● TASK INSTRUCTIONS: Please write out the complete listing that follows, exactly as it reads.

-- begin EXERCISE DATA --

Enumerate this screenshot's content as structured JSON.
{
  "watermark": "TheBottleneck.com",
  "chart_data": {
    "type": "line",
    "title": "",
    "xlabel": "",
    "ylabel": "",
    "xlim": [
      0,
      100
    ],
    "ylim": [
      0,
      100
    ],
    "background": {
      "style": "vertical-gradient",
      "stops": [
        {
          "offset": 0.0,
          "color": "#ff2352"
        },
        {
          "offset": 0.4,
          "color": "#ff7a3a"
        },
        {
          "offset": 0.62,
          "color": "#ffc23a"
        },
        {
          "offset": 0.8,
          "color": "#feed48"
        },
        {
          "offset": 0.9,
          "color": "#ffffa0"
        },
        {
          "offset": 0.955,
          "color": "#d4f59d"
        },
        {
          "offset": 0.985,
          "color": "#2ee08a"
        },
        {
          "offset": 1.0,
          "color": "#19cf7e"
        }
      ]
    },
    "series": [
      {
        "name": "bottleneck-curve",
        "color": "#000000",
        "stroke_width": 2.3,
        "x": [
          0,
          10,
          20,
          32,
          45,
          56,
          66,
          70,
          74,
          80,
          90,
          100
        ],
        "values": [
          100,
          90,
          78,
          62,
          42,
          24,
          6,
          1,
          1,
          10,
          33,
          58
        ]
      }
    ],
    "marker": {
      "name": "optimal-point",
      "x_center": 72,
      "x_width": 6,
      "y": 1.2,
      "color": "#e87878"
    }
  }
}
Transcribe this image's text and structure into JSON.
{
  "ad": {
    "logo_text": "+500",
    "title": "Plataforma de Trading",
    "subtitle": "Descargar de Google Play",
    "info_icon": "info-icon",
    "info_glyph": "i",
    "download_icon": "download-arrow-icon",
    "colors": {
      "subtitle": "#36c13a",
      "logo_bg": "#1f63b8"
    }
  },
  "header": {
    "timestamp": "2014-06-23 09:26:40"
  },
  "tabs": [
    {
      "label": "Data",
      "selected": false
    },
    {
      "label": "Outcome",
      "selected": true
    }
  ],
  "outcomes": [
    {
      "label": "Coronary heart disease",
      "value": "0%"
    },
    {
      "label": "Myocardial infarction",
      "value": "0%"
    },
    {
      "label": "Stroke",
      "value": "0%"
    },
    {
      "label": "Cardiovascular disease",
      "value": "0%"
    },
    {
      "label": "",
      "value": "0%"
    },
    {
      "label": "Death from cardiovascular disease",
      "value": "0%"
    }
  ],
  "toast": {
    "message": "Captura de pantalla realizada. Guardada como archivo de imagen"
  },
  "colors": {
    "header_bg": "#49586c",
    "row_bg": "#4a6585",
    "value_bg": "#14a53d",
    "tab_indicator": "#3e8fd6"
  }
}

-- end EXERCISE DATA --

● CORRECT RESULT:
Enumerate this screenshot's content as structured JSON.
{
  "watermark": "TheBottleneck.com",
  "chart_data": {
    "type": "line",
    "title": "",
    "xlabel": "",
    "ylabel": "",
    "xlim": [
      0,
      100
    ],
    "ylim": [
      0,
      100
    ],
    "background": {
      "style": "vertical-gradient",
      "stops": [
        {
          "offset": 0.0,
          "color": "#ff2352"
        },
        {
          "offset": 0.4,
          "color": "#ff7a3a"
        },
        {
          "offset": 0.62,
          "color": "#ffc23a"
        },
        {
          "offset": 0.8,
          "color": "#feed48"
        },
        {
          "offset": 0.9,
          "color": "#ffffa0"
        },
        {
          "offset": 0.955,
          "color": "#d4f59d"
        },
        {
          "offset": 0.985,
          "color": "#2ee08a"
        },
        {
          "offset": 1.0,
          "color": "#19cf7e"
        }
      ]
    },
    "series": [
      {
        "name": "bottleneck-curve",
        "color": "#000000",
        "stroke_width": 2.3,
        "x": [
          0,
          10,
          20,
          32,
          45,
          56,
          66,
          70,
          74,
          80,
          90,
          100
        ],
        "values": [
          100,
          90,
          78,
          62,
          42,
          24,
          6,
          1,
          1,
          10,
          33,
          58
        ]
      }
    ],
    "marker": {
      "name": "optimal-point",
      "x_center": 72,
      "x_width": 6,
      "y": 1.2,
      "color": "#e87878"
    }
  }
}
Transcribe this image's text and structure into JSON.
{
  "ad": {
    "logo_text": "+500",
    "title": "Plataforma de Trading",
    "subtitle": "Descargar de Google Play",
    "info_icon": "info-icon",
    "info_glyph": "i",
    "download_icon": "download-arrow-icon",
    "colors": {
      "subtitle": "#36c13a",
      "logo_bg": "#1f63b8"
    }
  },
  "header": {
    "timestamp": "2014-06-23 09:26:40"
  },
  "tabs": [
    {
      "label": "Data",
      "selected": false
    },
    {
      "label": "Outcome",
      "selected": true
    }
  ],
  "outcomes": [
    {
      "label": "Coronary heart disease",
      "value": "0%"
    },
    {
      "label": "Myocardial infarction",
      "value": "0%"
    },
    {
      "label": "Stroke",
      "value": "0%"
    },
    {
      "label": "Cardiovascular disease",
      "value": "0%"
    },
    {
      "label": "",
      "value": "0%"
    },
    {
      "label": "Death from cardiovascular disease",
      "value": "0%"
    }
  ],
  "toast": {
    "message": "Captura de pantalla realizada. Guardada como archivo de imagen"
  },
  "colors": {
    "header_bg": "#49586c",
    "row_bg": "#4a6585",
    "value_bg": "#14a53d",
    "tab_indicator": "#3e8fd6"
  }
}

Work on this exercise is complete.